═════ Dataset excerpts

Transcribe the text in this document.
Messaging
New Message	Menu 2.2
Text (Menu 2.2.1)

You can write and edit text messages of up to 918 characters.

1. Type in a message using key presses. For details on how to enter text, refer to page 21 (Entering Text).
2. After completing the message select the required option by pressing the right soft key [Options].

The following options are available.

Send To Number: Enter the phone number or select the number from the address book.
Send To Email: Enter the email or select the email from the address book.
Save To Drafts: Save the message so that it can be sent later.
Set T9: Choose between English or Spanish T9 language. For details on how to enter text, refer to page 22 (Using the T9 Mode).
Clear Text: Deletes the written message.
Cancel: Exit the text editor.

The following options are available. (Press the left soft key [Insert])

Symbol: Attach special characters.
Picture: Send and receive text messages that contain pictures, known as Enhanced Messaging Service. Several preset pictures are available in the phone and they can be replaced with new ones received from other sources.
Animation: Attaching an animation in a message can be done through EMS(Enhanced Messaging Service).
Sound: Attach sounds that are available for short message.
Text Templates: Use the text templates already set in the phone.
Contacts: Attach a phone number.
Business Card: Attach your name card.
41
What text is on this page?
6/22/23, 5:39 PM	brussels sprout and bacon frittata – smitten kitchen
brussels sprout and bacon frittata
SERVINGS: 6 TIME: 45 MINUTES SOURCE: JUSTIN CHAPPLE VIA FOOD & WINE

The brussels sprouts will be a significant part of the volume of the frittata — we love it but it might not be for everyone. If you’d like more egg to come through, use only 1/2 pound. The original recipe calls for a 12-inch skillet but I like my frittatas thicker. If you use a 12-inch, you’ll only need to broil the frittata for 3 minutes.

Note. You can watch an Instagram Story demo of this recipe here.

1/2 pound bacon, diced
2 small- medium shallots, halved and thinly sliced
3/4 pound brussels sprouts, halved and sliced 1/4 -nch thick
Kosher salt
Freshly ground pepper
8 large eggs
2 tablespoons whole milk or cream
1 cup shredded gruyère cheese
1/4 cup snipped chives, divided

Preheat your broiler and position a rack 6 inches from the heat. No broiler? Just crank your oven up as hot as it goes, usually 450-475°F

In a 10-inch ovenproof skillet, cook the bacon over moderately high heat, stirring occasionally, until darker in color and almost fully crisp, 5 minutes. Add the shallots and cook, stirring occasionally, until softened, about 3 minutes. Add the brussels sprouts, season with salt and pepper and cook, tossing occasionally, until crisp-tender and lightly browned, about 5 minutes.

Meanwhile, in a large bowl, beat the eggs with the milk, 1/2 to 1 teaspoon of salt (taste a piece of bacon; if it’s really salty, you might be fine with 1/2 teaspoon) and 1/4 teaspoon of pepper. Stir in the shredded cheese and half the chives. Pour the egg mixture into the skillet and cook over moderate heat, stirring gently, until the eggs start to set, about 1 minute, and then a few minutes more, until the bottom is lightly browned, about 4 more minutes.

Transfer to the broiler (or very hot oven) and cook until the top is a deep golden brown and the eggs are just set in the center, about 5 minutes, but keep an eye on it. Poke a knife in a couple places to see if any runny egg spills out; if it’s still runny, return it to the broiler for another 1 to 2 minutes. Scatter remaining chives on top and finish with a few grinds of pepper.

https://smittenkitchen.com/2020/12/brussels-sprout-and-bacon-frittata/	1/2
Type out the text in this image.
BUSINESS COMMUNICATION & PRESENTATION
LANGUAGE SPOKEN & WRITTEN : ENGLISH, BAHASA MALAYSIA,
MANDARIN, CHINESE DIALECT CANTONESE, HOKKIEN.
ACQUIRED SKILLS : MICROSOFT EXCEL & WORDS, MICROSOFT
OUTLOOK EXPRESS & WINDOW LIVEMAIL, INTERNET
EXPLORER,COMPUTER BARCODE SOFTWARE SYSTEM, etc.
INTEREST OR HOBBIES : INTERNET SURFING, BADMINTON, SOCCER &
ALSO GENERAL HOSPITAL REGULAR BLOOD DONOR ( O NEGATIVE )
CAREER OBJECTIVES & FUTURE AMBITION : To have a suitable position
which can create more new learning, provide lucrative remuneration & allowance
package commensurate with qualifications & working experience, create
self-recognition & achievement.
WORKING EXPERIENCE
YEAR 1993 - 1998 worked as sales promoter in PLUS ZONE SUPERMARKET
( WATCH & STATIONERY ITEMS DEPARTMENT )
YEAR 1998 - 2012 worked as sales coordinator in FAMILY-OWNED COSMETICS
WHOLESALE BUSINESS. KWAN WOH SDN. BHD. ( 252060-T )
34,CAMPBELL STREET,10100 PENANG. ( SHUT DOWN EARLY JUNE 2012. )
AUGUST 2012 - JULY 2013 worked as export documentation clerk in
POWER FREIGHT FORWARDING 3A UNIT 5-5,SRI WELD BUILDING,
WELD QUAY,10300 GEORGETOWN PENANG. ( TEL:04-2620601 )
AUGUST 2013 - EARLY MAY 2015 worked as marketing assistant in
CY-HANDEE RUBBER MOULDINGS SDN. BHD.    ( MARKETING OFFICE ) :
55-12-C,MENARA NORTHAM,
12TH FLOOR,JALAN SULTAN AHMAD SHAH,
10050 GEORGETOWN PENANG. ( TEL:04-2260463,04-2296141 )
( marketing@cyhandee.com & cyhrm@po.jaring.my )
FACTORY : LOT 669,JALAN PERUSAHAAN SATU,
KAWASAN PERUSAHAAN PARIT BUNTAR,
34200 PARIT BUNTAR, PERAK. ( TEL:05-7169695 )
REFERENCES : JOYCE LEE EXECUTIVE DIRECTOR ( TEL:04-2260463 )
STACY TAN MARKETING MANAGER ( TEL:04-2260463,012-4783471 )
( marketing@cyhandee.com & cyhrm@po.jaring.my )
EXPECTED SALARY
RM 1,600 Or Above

══════════

Exercise details
Print every line of the records exactly. Omit nothing.

Output of the exercise
Transcribe the text in this document.
Messaging
New Message	Menu 2.2
Text (Menu 2.2.1)

You can write and edit text messages of up to 918 characters.

1. Type in a message using key presses. For details on how to enter text, refer to page 21 (Entering Text).
2. After completing the message select the required option by pressing the right soft key [Options].

The following options are available.

Send To Number: Enter the phone number or select the number from the address book.
Send To Email: Enter the email or select the email from the address book.
Save To Drafts: Save the message so that it can be sent later.
Set T9: Choose between English or Spanish T9 language. For details on how to enter text, refer to page 22 (Using the T9 Mode).
Clear Text: Deletes the written message.
Cancel: Exit the text editor.

The following options are available. (Press the left soft key [Insert])

Symbol: Attach special characters.
Picture: Send and receive text messages that contain pictures, known as Enhanced Messaging Service. Several preset pictures are available in the phone and they can be replaced with new ones received from other sources.
Animation: Attaching an animation in a message can be done through EMS(Enhanced Messaging Service).
Sound: Attach sounds that are available for short message.
Text Templates: Use the text templates already set in the phone.
Contacts: Attach a phone number.
Business Card: Attach your name card.
41
What text is on this page?
6/22/23, 5:39 PM	brussels sprout and bacon frittata – smitten kitchen
brussels sprout and bacon frittata
SERVINGS: 6 TIME: 45 MINUTES SOURCE: JUSTIN CHAPPLE VIA FOOD & WINE

The brussels sprouts will be a significant part of the volume of the frittata — we love it but it might not be for everyone. If you’d like more egg to come through, use only 1/2 pound. The original recipe calls for a 12-inch skillet but I like my frittatas thicker. If you use a 12-inch, you’ll only need to broil the frittata for 3 minutes.

Note. You can watch an Instagram Story demo of this recipe here.

1/2 pound bacon, diced
2 small- medium shallots, halved and thinly sliced
3/4 pound brussels sprouts, halved and sliced 1/4 -nch thick
Kosher salt
Freshly ground pepper
8 large eggs
2 tablespoons whole milk or cream
1 cup shredded gruyère cheese
1/4 cup snipped chives, divided

Preheat your broiler and position a rack 6 inches from the heat. No broiler? Just crank your oven up as hot as it goes, usually 450-475°F

In a 10-inch ovenproof skillet, cook the bacon over moderately high heat, stirring occasionally, until darker in color and almost fully crisp, 5 minutes. Add the shallots and cook, stirring occasionally, until softened, about 3 minutes. Add the brussels sprouts, season with salt and pepper and cook, tossing occasionally, until crisp-tender and lightly browned, about 5 minutes.

Meanwhile, in a large bowl, beat the eggs with the milk, 1/2 to 1 teaspoon of salt (taste a piece of bacon; if it’s really salty, you might be fine with 1/2 teaspoon) and 1/4 teaspoon of pepper. Stir in the shredded cheese and half the chives. Pour the egg mixture into the skillet and cook over moderate heat, stirring gently, until the eggs start to set, about 1 minute, and then a few minutes more, until the bottom is lightly browned, about 4 more minutes.

Transfer to the broiler (or very hot oven) and cook until the top is a deep golden brown and the eggs are just set in the center, about 5 minutes, but keep an eye on it. Poke a knife in a couple places to see if any runny egg spills out; if it’s still runny, return it to the broiler for another 1 to 2 minutes. Scatter remaining chives on top and finish with a few grinds of pepper.

https://smittenkitchen.com/2020/12/brussels-sprout-and-bacon-frittata/	1/2
Type out the text in this image.
BUSINESS COMMUNICATION & PRESENTATION
LANGUAGE SPOKEN & WRITTEN : ENGLISH, BAHASA MALAYSIA,
MANDARIN, CHINESE DIALECT CANTONESE, HOKKIEN.
ACQUIRED SKILLS : MICROSOFT EXCEL & WORDS, MICROSOFT
OUTLOOK EXPRESS & WINDOW LIVEMAIL, INTERNET
EXPLORER,COMPUTER BARCODE SOFTWARE SYSTEM, etc.
INTEREST OR HOBBIES : INTERNET SURFING, BADMINTON, SOCCER &
ALSO GENERAL HOSPITAL REGULAR BLOOD DONOR ( O NEGATIVE )
CAREER OBJECTIVES & FUTURE AMBITION : To have a suitable position
which can create more new learning, provide lucrative remuneration & allowance
package commensurate with qualifications & working experience, create
self-recognition & achievement.
WORKING EXPERIENCE
YEAR 1993 - 1998 worked as sales promoter in PLUS ZONE SUPERMARKET
( WATCH & STATIONERY ITEMS DEPARTMENT )
YEAR 1998 - 2012 worked as sales coordinator in FAMILY-OWNED COSMETICS
WHOLESALE BUSINESS. KWAN WOH SDN. BHD. ( 252060-T )
34,CAMPBELL STREET,10100 PENANG. ( SHUT DOWN EARLY JUNE 2012. )
AUGUST 2012 - JULY 2013 worked as export documentation clerk in
POWER FREIGHT FORWARDING 3A UNIT 5-5,SRI WELD BUILDING,
WELD QUAY,10300 GEORGETOWN PENANG. ( TEL:04-2620601 )
AUGUST 2013 - EARLY MAY 2015 worked as marketing assistant in
CY-HANDEE RUBBER MOULDINGS SDN. BHD.    ( MARKETING OFFICE ) :
55-12-C,MENARA NORTHAM,
12TH FLOOR,JALAN SULTAN AHMAD SHAH,
10050 GEORGETOWN PENANG. ( TEL:04-2260463,04-2296141 )
( marketing@cyhandee.com & cyhrm@po.jaring.my )
FACTORY : LOT 669,JALAN PERUSAHAAN SATU,
KAWASAN PERUSAHAAN PARIT BUNTAR,
34200 PARIT BUNTAR, PERAK. ( TEL:05-7169695 )
REFERENCES : JOYCE LEE EXECUTIVE DIRECTOR ( TEL:04-2260463 )
STACY TAN MARKETING MANAGER ( TEL:04-2260463,012-4783471 )
( marketing@cyhandee.com & cyhrm@po.jaring.my )
EXPECTED SALARY
RM 1,600 Or Above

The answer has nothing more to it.